### The task
In your copy, leave out the pictures; write out all the data exactly.

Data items
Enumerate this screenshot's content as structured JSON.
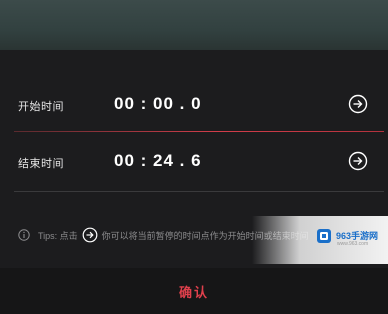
{
  "start": {
    "label": "开始时间",
    "time": "00 : 00 . 0",
    "button_icon": "arrow-right-circle-icon"
  },
  "end": {
    "label": "结束时间",
    "time": "00 : 24 . 6",
    "button_icon": "arrow-right-circle-icon"
  },
  "tips": {
    "prefix": "Tips: 点击",
    "suffix": "你可以将当前暂停的时间点作为开始时间或结束时间",
    "info_icon": "info-circle-icon",
    "arrow_icon": "arrow-right-circle-icon"
  },
  "confirm_label": "确认",
  "watermark": {
    "text": "963手游网",
    "sub": "www.963.com"
  },
  "colors": {
    "accent": "#e0404c",
    "background": "#1c1c1e",
    "divider_active": "#d23d4a"
  }
}
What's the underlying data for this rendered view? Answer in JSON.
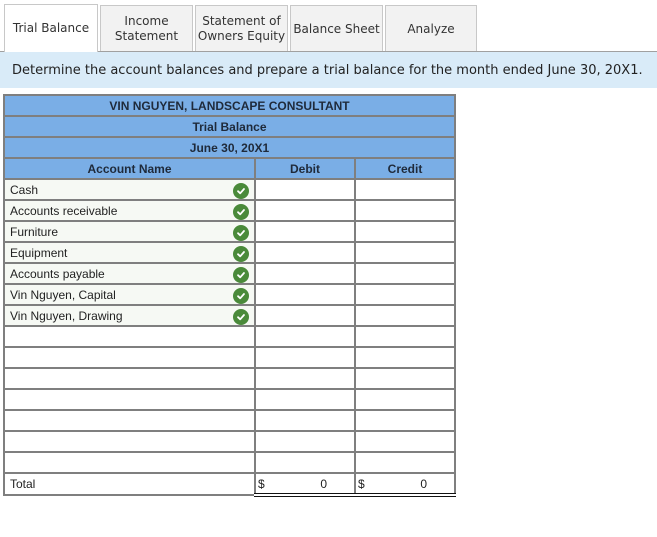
{
  "tabs": [
    {
      "label": "Trial Balance",
      "active": true
    },
    {
      "label": "Income Statement",
      "line1": "Income",
      "line2": "Statement",
      "active": false
    },
    {
      "label": "Statement of Owners Equity",
      "line1": "Statement of",
      "line2": "Owners Equity",
      "active": false
    },
    {
      "label": "Balance Sheet",
      "active": false
    },
    {
      "label": "Analyze",
      "active": false
    }
  ],
  "instruction": "Determine the account balances and prepare a trial balance for the month ended June 30, 20X1.",
  "trial_balance": {
    "company": "VIN NGUYEN,  LANDSCAPE CONSULTANT",
    "title": "Trial Balance",
    "date": "June 30, 20X1",
    "columns": {
      "name": "Account Name",
      "debit": "Debit",
      "credit": "Credit"
    },
    "rows": [
      {
        "account": "Cash",
        "status": "correct",
        "debit": "",
        "credit": ""
      },
      {
        "account": "Accounts receivable",
        "status": "correct",
        "debit": "",
        "credit": ""
      },
      {
        "account": "Furniture",
        "status": "correct",
        "debit": "",
        "credit": ""
      },
      {
        "account": "Equipment",
        "status": "correct",
        "debit": "",
        "credit": ""
      },
      {
        "account": "Accounts payable",
        "status": "correct",
        "debit": "",
        "credit": ""
      },
      {
        "account": "Vin Nguyen, Capital",
        "status": "correct",
        "debit": "",
        "credit": ""
      },
      {
        "account": "Vin Nguyen, Drawing",
        "status": "correct",
        "debit": "",
        "credit": ""
      },
      {
        "account": "",
        "debit": "",
        "credit": ""
      },
      {
        "account": "",
        "debit": "",
        "credit": ""
      },
      {
        "account": "",
        "debit": "",
        "credit": ""
      },
      {
        "account": "",
        "debit": "",
        "credit": ""
      },
      {
        "account": "",
        "debit": "",
        "credit": ""
      },
      {
        "account": "",
        "debit": "",
        "credit": ""
      },
      {
        "account": "",
        "debit": "",
        "credit": ""
      }
    ],
    "total": {
      "label": "Total",
      "currency": "$",
      "debit": "0",
      "credit": "0"
    }
  },
  "colors": {
    "header_blue": "#7aaee6",
    "instruction_bg": "#d9ebf8",
    "check_green": "#4a8a3a"
  }
}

### Output for this task
Enumerate this screenshot's content as structured JSON.
{
  "start": {
    "label": "开始时间",
    "time": "00 : 00 . 0",
    "button_icon": "arrow-right-circle-icon"
  },
  "end": {
    "label": "结束时间",
    "time": "00 : 24 . 6",
    "button_icon": "arrow-right-circle-icon"
  },
  "tips": {
    "prefix": "Tips: 点击",
    "suffix": "你可以将当前暂停的时间点作为开始时间或结束时间",
    "info_icon": "info-circle-icon",
    "arrow_icon": "arrow-right-circle-icon"
  },
  "confirm_label": "确认",
  "watermark": {
    "text": "963手游网",
    "sub": "www.963.com"
  },
  "colors": {
    "accent": "#e0404c",
    "background": "#1c1c1e",
    "divider_active": "#d23d4a"
  }
}
What's the underlying data for this rendered view? Answer in JSON.
{
  "tabs": [
    {
      "label": "Trial Balance",
      "active": true
    },
    {
      "label": "Income Statement",
      "line1": "Income",
      "line2": "Statement",
      "active": false
    },
    {
      "label": "Statement of Owners Equity",
      "line1": "Statement of",
      "line2": "Owners Equity",
      "active": false
    },
    {
      "label": "Balance Sheet",
      "active": false
    },
    {
      "label": "Analyze",
      "active": false
    }
  ],
  "instruction": "Determine the account balances and prepare a trial balance for the month ended June 30, 20X1.",
  "trial_balance": {
    "company": "VIN NGUYEN,  LANDSCAPE CONSULTANT",
    "title": "Trial Balance",
    "date": "June 30, 20X1",
    "columns": {
      "name": "Account Name",
      "debit": "Debit",
      "credit": "Credit"
    },
    "rows": [
      {
        "account": "Cash",
        "status": "correct",
        "debit": "",
        "credit": ""
      },
      {
        "account": "Accounts receivable",
        "status": "correct",
        "debit": "",
        "credit": ""
      },
      {
        "account": "Furniture",
        "status": "correct",
        "debit": "",
        "credit": ""
      },
      {
        "account": "Equipment",
        "status": "correct",
        "debit": "",
        "credit": ""
      },
      {
        "account": "Accounts payable",
        "status": "correct",
        "debit": "",
        "credit": ""
      },
      {
        "account": "Vin Nguyen, Capital",
        "status": "correct",
        "debit": "",
        "credit": ""
      },
      {
        "account": "Vin Nguyen, Drawing",
        "status": "correct",
        "debit": "",
        "credit": ""
      },
      {
        "account": "",
        "debit": "",
        "credit": ""
      },
      {
        "account": "",
        "debit": "",
        "credit": ""
      },
      {
        "account": "",
        "debit": "",
        "credit": ""
      },
      {
        "account": "",
        "debit": "",
        "credit": ""
      },
      {
        "account": "",
        "debit": "",
        "credit": ""
      },
      {
        "account": "",
        "debit": "",
        "credit": ""
      },
      {
        "account": "",
        "debit": "",
        "credit": ""
      }
    ],
    "total": {
      "label": "Total",
      "currency": "$",
      "debit": "0",
      "credit": "0"
    }
  },
  "colors": {
    "header_blue": "#7aaee6",
    "instruction_bg": "#d9ebf8",
    "check_green": "#4a8a3a"
  }
}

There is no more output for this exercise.